Task description
Please return the full listing below without altering anything.

[Dataset excerpt]
##########

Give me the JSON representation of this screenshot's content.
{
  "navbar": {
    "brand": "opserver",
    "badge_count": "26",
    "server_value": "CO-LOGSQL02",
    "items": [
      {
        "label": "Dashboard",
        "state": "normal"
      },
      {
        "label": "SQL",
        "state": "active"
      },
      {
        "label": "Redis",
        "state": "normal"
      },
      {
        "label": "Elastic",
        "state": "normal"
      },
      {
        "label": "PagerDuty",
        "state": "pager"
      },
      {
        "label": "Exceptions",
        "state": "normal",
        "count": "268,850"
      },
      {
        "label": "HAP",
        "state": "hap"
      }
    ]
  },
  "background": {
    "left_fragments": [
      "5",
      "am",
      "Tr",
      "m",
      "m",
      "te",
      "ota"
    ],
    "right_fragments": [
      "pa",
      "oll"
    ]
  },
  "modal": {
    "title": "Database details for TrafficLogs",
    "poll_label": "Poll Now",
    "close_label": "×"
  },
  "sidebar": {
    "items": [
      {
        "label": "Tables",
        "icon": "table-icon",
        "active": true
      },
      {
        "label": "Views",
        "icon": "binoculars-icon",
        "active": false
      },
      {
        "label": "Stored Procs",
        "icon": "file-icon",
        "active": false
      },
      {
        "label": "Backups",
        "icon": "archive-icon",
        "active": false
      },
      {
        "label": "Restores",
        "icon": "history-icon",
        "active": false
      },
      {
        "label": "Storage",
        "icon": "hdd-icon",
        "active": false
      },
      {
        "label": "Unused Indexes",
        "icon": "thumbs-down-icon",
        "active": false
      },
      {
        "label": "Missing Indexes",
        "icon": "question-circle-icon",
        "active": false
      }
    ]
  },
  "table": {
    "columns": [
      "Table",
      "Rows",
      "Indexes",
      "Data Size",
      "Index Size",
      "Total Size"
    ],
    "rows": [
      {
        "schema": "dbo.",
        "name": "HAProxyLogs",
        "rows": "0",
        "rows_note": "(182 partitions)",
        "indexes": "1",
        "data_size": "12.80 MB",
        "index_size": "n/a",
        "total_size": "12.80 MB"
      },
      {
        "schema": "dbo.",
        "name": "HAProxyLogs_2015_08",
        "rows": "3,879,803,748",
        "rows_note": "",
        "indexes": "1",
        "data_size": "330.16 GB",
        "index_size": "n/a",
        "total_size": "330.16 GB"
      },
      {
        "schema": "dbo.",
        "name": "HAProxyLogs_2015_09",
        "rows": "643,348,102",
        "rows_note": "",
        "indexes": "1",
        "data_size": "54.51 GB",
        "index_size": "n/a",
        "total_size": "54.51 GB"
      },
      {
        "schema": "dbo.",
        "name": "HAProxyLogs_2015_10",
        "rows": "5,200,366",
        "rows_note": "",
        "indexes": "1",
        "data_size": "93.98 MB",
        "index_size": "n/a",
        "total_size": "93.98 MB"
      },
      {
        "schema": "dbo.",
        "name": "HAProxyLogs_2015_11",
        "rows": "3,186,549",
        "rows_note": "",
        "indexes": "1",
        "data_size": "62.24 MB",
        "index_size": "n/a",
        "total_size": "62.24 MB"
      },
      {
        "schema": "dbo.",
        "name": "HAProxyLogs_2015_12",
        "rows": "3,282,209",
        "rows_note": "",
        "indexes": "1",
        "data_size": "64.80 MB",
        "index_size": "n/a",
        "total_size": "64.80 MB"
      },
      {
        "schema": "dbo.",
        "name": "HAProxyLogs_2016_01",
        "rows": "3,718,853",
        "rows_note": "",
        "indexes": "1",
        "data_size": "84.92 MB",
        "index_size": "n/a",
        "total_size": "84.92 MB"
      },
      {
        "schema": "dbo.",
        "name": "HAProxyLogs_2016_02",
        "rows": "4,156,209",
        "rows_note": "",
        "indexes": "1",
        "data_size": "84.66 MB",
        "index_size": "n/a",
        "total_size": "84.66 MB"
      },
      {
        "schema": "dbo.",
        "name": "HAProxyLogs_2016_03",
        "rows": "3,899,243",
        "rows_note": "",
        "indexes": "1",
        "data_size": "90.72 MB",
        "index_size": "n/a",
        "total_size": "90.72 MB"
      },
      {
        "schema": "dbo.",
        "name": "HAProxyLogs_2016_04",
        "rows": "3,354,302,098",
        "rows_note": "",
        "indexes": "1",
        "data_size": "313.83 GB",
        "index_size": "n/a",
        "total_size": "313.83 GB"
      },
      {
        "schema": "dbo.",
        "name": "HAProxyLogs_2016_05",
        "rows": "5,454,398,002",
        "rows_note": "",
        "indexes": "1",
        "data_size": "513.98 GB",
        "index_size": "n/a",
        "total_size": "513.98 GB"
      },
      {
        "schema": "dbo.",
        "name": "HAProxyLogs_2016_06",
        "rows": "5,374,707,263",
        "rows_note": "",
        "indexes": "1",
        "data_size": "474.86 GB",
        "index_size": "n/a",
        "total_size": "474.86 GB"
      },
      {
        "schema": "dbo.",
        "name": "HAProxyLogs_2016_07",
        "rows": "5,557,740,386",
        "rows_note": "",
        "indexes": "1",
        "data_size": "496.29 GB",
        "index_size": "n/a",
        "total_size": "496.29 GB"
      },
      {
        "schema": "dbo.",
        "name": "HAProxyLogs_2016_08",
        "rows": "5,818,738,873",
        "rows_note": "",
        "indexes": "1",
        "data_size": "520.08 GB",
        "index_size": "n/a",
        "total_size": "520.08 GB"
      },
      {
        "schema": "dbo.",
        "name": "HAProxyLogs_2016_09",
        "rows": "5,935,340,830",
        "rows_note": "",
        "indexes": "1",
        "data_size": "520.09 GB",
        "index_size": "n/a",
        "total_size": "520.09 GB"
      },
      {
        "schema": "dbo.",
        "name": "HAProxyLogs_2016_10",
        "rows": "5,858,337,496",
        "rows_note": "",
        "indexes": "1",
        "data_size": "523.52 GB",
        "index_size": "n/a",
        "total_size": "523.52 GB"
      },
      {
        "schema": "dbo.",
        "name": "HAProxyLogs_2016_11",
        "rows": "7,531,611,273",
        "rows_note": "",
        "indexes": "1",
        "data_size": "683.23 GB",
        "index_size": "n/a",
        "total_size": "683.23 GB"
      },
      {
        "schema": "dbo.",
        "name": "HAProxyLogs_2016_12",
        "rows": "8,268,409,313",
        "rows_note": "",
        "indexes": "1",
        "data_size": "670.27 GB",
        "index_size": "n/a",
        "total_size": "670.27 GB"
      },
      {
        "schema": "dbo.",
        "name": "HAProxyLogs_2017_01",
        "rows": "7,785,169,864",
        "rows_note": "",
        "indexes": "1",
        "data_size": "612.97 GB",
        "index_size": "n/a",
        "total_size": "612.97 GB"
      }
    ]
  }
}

##########

Response below
Give me the JSON representation of this screenshot's content.
{
  "navbar": {
    "brand": "opserver",
    "badge_count": "26",
    "server_value": "CO-LOGSQL02",
    "items": [
      {
        "label": "Dashboard",
        "state": "normal"
      },
      {
        "label": "SQL",
        "state": "active"
      },
      {
        "label": "Redis",
        "state": "normal"
      },
      {
        "label": "Elastic",
        "state": "normal"
      },
      {
        "label": "PagerDuty",
        "state": "pager"
      },
      {
        "label": "Exceptions",
        "state": "normal",
        "count": "268,850"
      },
      {
        "label": "HAP",
        "state": "hap"
      }
    ]
  },
  "background": {
    "left_fragments": [
      "5",
      "am",
      "Tr",
      "m",
      "m",
      "te",
      "ota"
    ],
    "right_fragments": [
      "pa",
      "oll"
    ]
  },
  "modal": {
    "title": "Database details for TrafficLogs",
    "poll_label": "Poll Now",
    "close_label": "×"
  },
  "sidebar": {
    "items": [
      {
        "label": "Tables",
        "icon": "table-icon",
        "active": true
      },
      {
        "label": "Views",
        "icon": "binoculars-icon",
        "active": false
      },
      {
        "label": "Stored Procs",
        "icon": "file-icon",
        "active": false
      },
      {
        "label": "Backups",
        "icon": "archive-icon",
        "active": false
      },
      {
        "label": "Restores",
        "icon": "history-icon",
        "active": false
      },
      {
        "label": "Storage",
        "icon": "hdd-icon",
        "active": false
      },
      {
        "label": "Unused Indexes",
        "icon": "thumbs-down-icon",
        "active": false
      },
      {
        "label": "Missing Indexes",
        "icon": "question-circle-icon",
        "active": false
      }
    ]
  },
  "table": {
    "columns": [
      "Table",
      "Rows",
      "Indexes",
      "Data Size",
      "Index Size",
      "Total Size"
    ],
    "rows": [
      {
        "schema": "dbo.",
        "name": "HAProxyLogs",
        "rows": "0",
        "rows_note": "(182 partitions)",
        "indexes": "1",
        "data_size": "12.80 MB",
        "index_size": "n/a",
        "total_size": "12.80 MB"
      },
      {
        "schema": "dbo.",
        "name": "HAProxyLogs_2015_08",
        "rows": "3,879,803,748",
        "rows_note": "",
        "indexes": "1",
        "data_size": "330.16 GB",
        "index_size": "n/a",
        "total_size": "330.16 GB"
      },
      {
        "schema": "dbo.",
        "name": "HAProxyLogs_2015_09",
        "rows": "643,348,102",
        "rows_note": "",
        "indexes": "1",
        "data_size": "54.51 GB",
        "index_size": "n/a",
        "total_size": "54.51 GB"
      },
      {
        "schema": "dbo.",
        "name": "HAProxyLogs_2015_10",
        "rows": "5,200,366",
        "rows_note": "",
        "indexes": "1",
        "data_size": "93.98 MB",
        "index_size": "n/a",
        "total_size": "93.98 MB"
      },
      {
        "schema": "dbo.",
        "name": "HAProxyLogs_2015_11",
        "rows": "3,186,549",
        "rows_note": "",
        "indexes": "1",
        "data_size": "62.24 MB",
        "index_size": "n/a",
        "total_size": "62.24 MB"
      },
      {
        "schema": "dbo.",
        "name": "HAProxyLogs_2015_12",
        "rows": "3,282,209",
        "rows_note": "",
        "indexes": "1",
        "data_size": "64.80 MB",
        "index_size": "n/a",
        "total_size": "64.80 MB"
      },
      {
        "schema": "dbo.",
        "name": "HAProxyLogs_2016_01",
        "rows": "3,718,853",
        "rows_note": "",
        "indexes": "1",
        "data_size": "84.92 MB",
        "index_size": "n/a",
        "total_size": "84.92 MB"
      },
      {
        "schema": "dbo.",
        "name": "HAProxyLogs_2016_02",
        "rows": "4,156,209",
        "rows_note": "",
        "indexes": "1",
        "data_size": "84.66 MB",
        "index_size": "n/a",
        "total_size": "84.66 MB"
      },
      {
        "schema": "dbo.",
        "name": "HAProxyLogs_2016_03",
        "rows": "3,899,243",
        "rows_note": "",
        "indexes": "1",
        "data_size": "90.72 MB",
        "index_size": "n/a",
        "total_size": "90.72 MB"
      },
      {
        "schema": "dbo.",
        "name": "HAProxyLogs_2016_04",
        "rows": "3,354,302,098",
        "rows_note": "",
        "indexes": "1",
        "data_size": "313.83 GB",
        "index_size": "n/a",
        "total_size": "313.83 GB"
      },
      {
        "schema": "dbo.",
        "name": "HAProxyLogs_2016_05",
        "rows": "5,454,398,002",
        "rows_note": "",
        "indexes": "1",
        "data_size": "513.98 GB",
        "index_size": "n/a",
        "total_size": "513.98 GB"
      },
      {
        "schema": "dbo.",
        "name": "HAProxyLogs_2016_06",
        "rows": "5,374,707,263",
        "rows_note": "",
        "indexes": "1",
        "data_size": "474.86 GB",
        "index_size": "n/a",
        "total_size": "474.86 GB"
      },
      {
        "schema": "dbo.",
        "name": "HAProxyLogs_2016_07",
        "rows": "5,557,740,386",
        "rows_note": "",
        "indexes": "1",
        "data_size": "496.29 GB",
        "index_size": "n/a",
        "total_size": "496.29 GB"
      },
      {
        "schema": "dbo.",
        "name": "HAProxyLogs_2016_08",
        "rows": "5,818,738,873",
        "rows_note": "",
        "indexes": "1",
        "data_size": "520.08 GB",
        "index_size": "n/a",
        "total_size": "520.08 GB"
      },
      {
        "schema": "dbo.",
        "name": "HAProxyLogs_2016_09",
        "rows": "5,935,340,830",
        "rows_note": "",
        "indexes": "1",
        "data_size": "520.09 GB",
        "index_size": "n/a",
        "total_size": "520.09 GB"
      },
      {
        "schema": "dbo.",
        "name": "HAProxyLogs_2016_10",
        "rows": "5,858,337,496",
        "rows_note": "",
        "indexes": "1",
        "data_size": "523.52 GB",
        "index_size": "n/a",
        "total_size": "523.52 GB"
      },
      {
        "schema": "dbo.",
        "name": "HAProxyLogs_2016_11",
        "rows": "7,531,611,273",
        "rows_note": "",
        "indexes": "1",
        "data_size": "683.23 GB",
        "index_size": "n/a",
        "total_size": "683.23 GB"
      },
      {
        "schema": "dbo.",
        "name": "HAProxyLogs_2016_12",
        "rows": "8,268,409,313",
        "rows_note": "",
        "indexes": "1",
        "data_size": "670.27 GB",
        "index_size": "n/a",
        "total_size": "670.27 GB"
      },
      {
        "schema": "dbo.",
        "name": "HAProxyLogs_2017_01",
        "rows": "7,785,169,864",
        "rows_note": "",
        "indexes": "1",
        "data_size": "612.97 GB",
        "index_size": "n/a",
        "total_size": "612.97 GB"
      }
    ]
  }
}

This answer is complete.